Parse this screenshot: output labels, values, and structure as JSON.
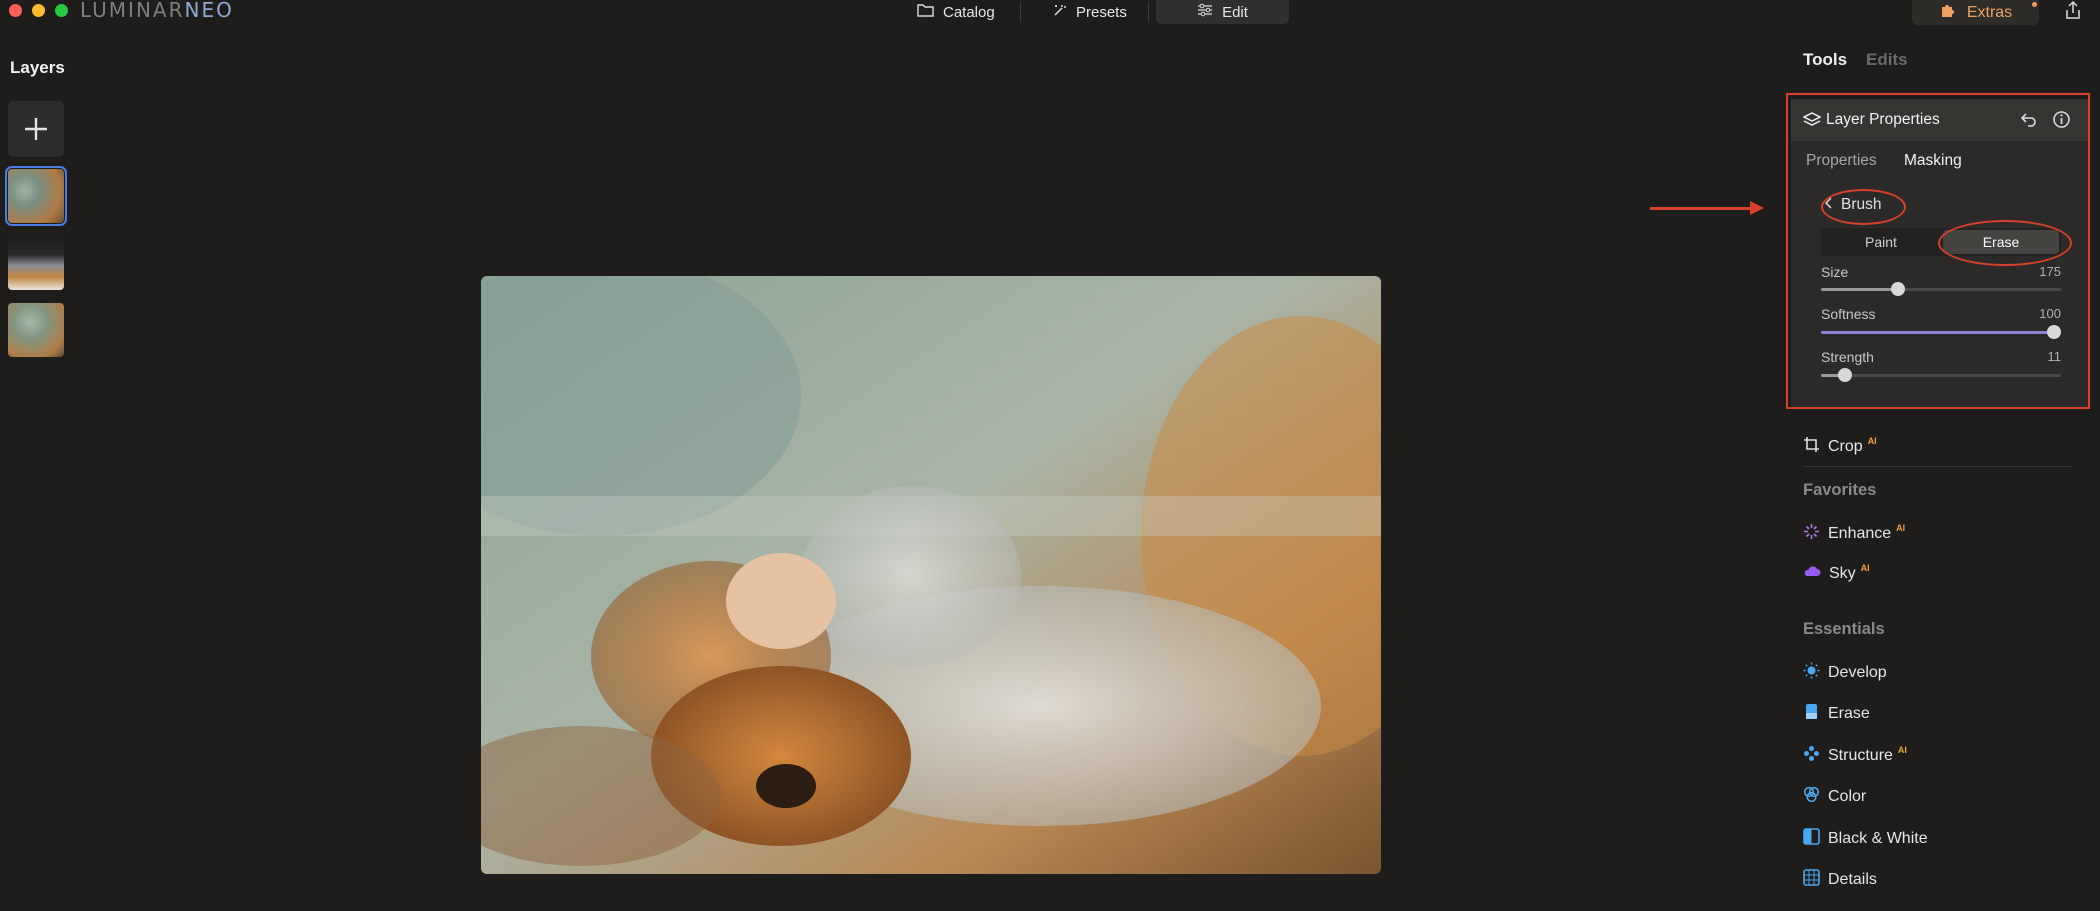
{
  "app": {
    "logo_main": "LUMINAR",
    "logo_accent": "NEO"
  },
  "topnav": {
    "catalog": "Catalog",
    "presets": "Presets",
    "edit": "Edit",
    "extras": "Extras"
  },
  "layers": {
    "title": "Layers"
  },
  "panel": {
    "tabs": {
      "tools": "Tools",
      "edits": "Edits"
    },
    "layer_properties": {
      "title": "Layer Properties",
      "subtabs": {
        "properties": "Properties",
        "masking": "Masking"
      },
      "brush_label": "Brush",
      "modes": {
        "paint": "Paint",
        "erase": "Erase",
        "selected": "Erase"
      },
      "sliders": {
        "size": {
          "label": "Size",
          "value": "175",
          "fraction": 0.35
        },
        "softness": {
          "label": "Softness",
          "value": "100",
          "fraction": 1.0
        },
        "strength": {
          "label": "Strength",
          "value": "11",
          "fraction": 0.11
        }
      }
    },
    "crop": {
      "label": "Crop",
      "ai": "AI"
    },
    "favorites": {
      "heading": "Favorites",
      "items": [
        {
          "label": "Enhance",
          "ai": "AI"
        },
        {
          "label": "Sky",
          "ai": "AI"
        }
      ]
    },
    "essentials": {
      "heading": "Essentials",
      "items": [
        {
          "label": "Develop"
        },
        {
          "label": "Erase"
        },
        {
          "label": "Structure",
          "ai": "AI"
        },
        {
          "label": "Color"
        },
        {
          "label": "Black & White"
        },
        {
          "label": "Details"
        }
      ]
    }
  },
  "colors": {
    "annotation": "#d8402a",
    "accent_blue": "#4a7fe8",
    "extras_orange": "#f0a060",
    "softness_track": "#8b7fd8"
  }
}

--------------------------------------------------

• [Short problem]: Write out the listing above exactly as it stands, pictures excluded.

• [Answer to the problem]:
Parse this screenshot: output labels, values, and structure as JSON.
{
  "app": {
    "logo_main": "LUMINAR",
    "logo_accent": "NEO"
  },
  "topnav": {
    "catalog": "Catalog",
    "presets": "Presets",
    "edit": "Edit",
    "extras": "Extras"
  },
  "layers": {
    "title": "Layers"
  },
  "panel": {
    "tabs": {
      "tools": "Tools",
      "edits": "Edits"
    },
    "layer_properties": {
      "title": "Layer Properties",
      "subtabs": {
        "properties": "Properties",
        "masking": "Masking"
      },
      "brush_label": "Brush",
      "modes": {
        "paint": "Paint",
        "erase": "Erase",
        "selected": "Erase"
      },
      "sliders": {
        "size": {
          "label": "Size",
          "value": "175",
          "fraction": 0.35
        },
        "softness": {
          "label": "Softness",
          "value": "100",
          "fraction": 1.0
        },
        "strength": {
          "label": "Strength",
          "value": "11",
          "fraction": 0.11
        }
      }
    },
    "crop": {
      "label": "Crop",
      "ai": "AI"
    },
    "favorites": {
      "heading": "Favorites",
      "items": [
        {
          "label": "Enhance",
          "ai": "AI"
        },
        {
          "label": "Sky",
          "ai": "AI"
        }
      ]
    },
    "essentials": {
      "heading": "Essentials",
      "items": [
        {
          "label": "Develop"
        },
        {
          "label": "Erase"
        },
        {
          "label": "Structure",
          "ai": "AI"
        },
        {
          "label": "Color"
        },
        {
          "label": "Black & White"
        },
        {
          "label": "Details"
        }
      ]
    }
  },
  "colors": {
    "annotation": "#d8402a",
    "accent_blue": "#4a7fe8",
    "extras_orange": "#f0a060",
    "softness_track": "#8b7fd8"
  }
}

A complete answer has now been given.